-- MATERIAL FOR THIS TASK start --
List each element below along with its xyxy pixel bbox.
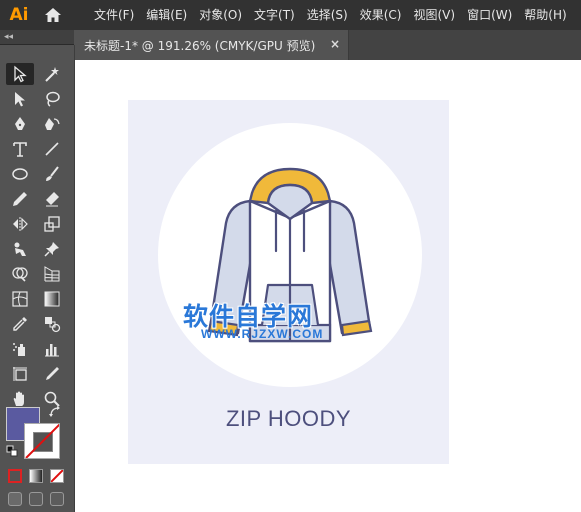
swap-colors-icon[interactable]	[48, 405, 62, 419]
menu-file[interactable]: 文件(F)	[88, 0, 140, 30]
menu-type[interactable]: 文字(T)	[248, 0, 301, 30]
watermark: 软件自学网 WWW.RJZXW.COM	[183, 297, 333, 347]
menu-window[interactable]: 窗口(W)	[461, 0, 518, 30]
none-mode-button[interactable]	[50, 469, 64, 483]
artboard[interactable]: ZIP HOODY	[128, 100, 449, 464]
mesh-tool-icon[interactable]	[6, 288, 34, 310]
close-icon[interactable]: ×	[330, 37, 340, 51]
menu-object[interactable]: 对象(O)	[193, 0, 248, 30]
scale-tool-icon[interactable]	[38, 213, 66, 235]
draw-normal-button[interactable]	[8, 492, 22, 506]
default-colors-icon[interactable]	[6, 445, 18, 457]
tools-panel	[0, 45, 75, 512]
paintbrush-tool-icon[interactable]	[38, 163, 66, 185]
type-tool-icon[interactable]	[6, 138, 34, 160]
blend-tool-icon[interactable]	[38, 313, 66, 335]
home-button[interactable]	[38, 0, 68, 30]
stroke-color-swatch[interactable]	[24, 423, 60, 459]
pen-tool-icon[interactable]	[6, 113, 34, 135]
toolbar-header: ◂◂	[0, 30, 74, 45]
gradient-mode-button[interactable]	[29, 469, 43, 483]
none-slash-icon	[51, 470, 63, 482]
document-tab-bar: 未标题-1* @ 191.26% (CMYK/GPU 预览) ×	[75, 30, 581, 60]
direct-selection-tool-icon[interactable]	[6, 88, 34, 110]
home-icon	[45, 8, 61, 22]
artboard-tool-icon[interactable]	[6, 363, 34, 385]
line-tool-icon[interactable]	[38, 138, 66, 160]
magic-wand-tool-icon[interactable]	[38, 63, 66, 85]
eyedropper-tool-icon[interactable]	[6, 313, 34, 335]
main-menu: 文件(F) 编辑(E) 对象(O) 文字(T) 选择(S) 效果(C) 视图(V…	[88, 0, 573, 30]
reflect-tool-icon[interactable]	[6, 213, 34, 235]
menu-help[interactable]: 帮助(H)	[518, 0, 572, 30]
lasso-tool-icon[interactable]	[38, 88, 66, 110]
pin-tool-icon[interactable]	[38, 238, 66, 260]
circle-background	[158, 123, 422, 387]
artboard-title: ZIP HOODY	[225, 406, 352, 431]
menu-view[interactable]: 视图(V)	[407, 0, 461, 30]
perspective-grid-tool-icon[interactable]	[38, 263, 66, 285]
collapse-icon[interactable]: ◂◂	[4, 32, 13, 42]
pencil-tool-icon[interactable]	[6, 188, 34, 210]
ellipse-tool-icon[interactable]	[6, 163, 34, 185]
shape-builder-tool-icon[interactable]	[6, 263, 34, 285]
selection-tool-icon[interactable]	[6, 63, 34, 85]
watermark-url: WWW.RJZXW.COM	[201, 327, 324, 341]
canvas[interactable]: ZIP HOODY 软件自学网 WWW.RJZXW.COM	[75, 60, 581, 512]
color-mode-button[interactable]	[8, 469, 22, 483]
slice-tool-icon[interactable]	[38, 363, 66, 385]
document-tab-label: 未标题-1* @ 191.26% (CMYK/GPU 预览)	[84, 38, 316, 53]
curvature-tool-icon[interactable]	[38, 113, 66, 135]
gradient-tool-icon[interactable]	[38, 288, 66, 310]
puppet-warp-tool-icon[interactable]	[6, 238, 34, 260]
draw-behind-button[interactable]	[29, 492, 43, 506]
menu-effect[interactable]: 效果(C)	[354, 0, 408, 30]
eraser-tool-icon[interactable]	[38, 188, 66, 210]
menu-bar: Ai 文件(F) 编辑(E) 对象(O) 文字(T) 选择(S) 效果(C) 视…	[0, 0, 581, 30]
draw-inside-button[interactable]	[50, 492, 64, 506]
document-tab[interactable]: 未标题-1* @ 191.26% (CMYK/GPU 预览) ×	[75, 30, 349, 60]
column-graph-tool-icon[interactable]	[38, 338, 66, 360]
menu-edit[interactable]: 编辑(E)	[140, 0, 193, 30]
symbol-sprayer-tool-icon[interactable]	[6, 338, 34, 360]
app-logo: Ai	[9, 5, 29, 25]
menu-select[interactable]: 选择(S)	[301, 0, 354, 30]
-- MATERIAL FOR THIS TASK end --
= AIM OF THE EXERCISE =
Reproduce the items from the line with "405, 62, 419]" to the line with "492, 22, 506]", replacing "watermark" with "overlay-text" and keeping everything else unchanged.

= FINAL RESULT =
swap-colors-icon[interactable]	[48, 405, 62, 419]
menu-file[interactable]: 文件(F)	[88, 0, 140, 30]
menu-type[interactable]: 文字(T)	[248, 0, 301, 30]
overlay-text: 软件自学网 WWW.RJZXW.COM	[183, 297, 333, 347]
menu-window[interactable]: 窗口(W)	[461, 0, 518, 30]
none-mode-button[interactable]	[50, 469, 64, 483]
artboard[interactable]: ZIP HOODY	[128, 100, 449, 464]
mesh-tool-icon[interactable]	[6, 288, 34, 310]
close-icon[interactable]: ×	[330, 37, 340, 51]
menu-object[interactable]: 对象(O)	[193, 0, 248, 30]
scale-tool-icon[interactable]	[38, 213, 66, 235]
draw-normal-button[interactable]	[8, 492, 22, 506]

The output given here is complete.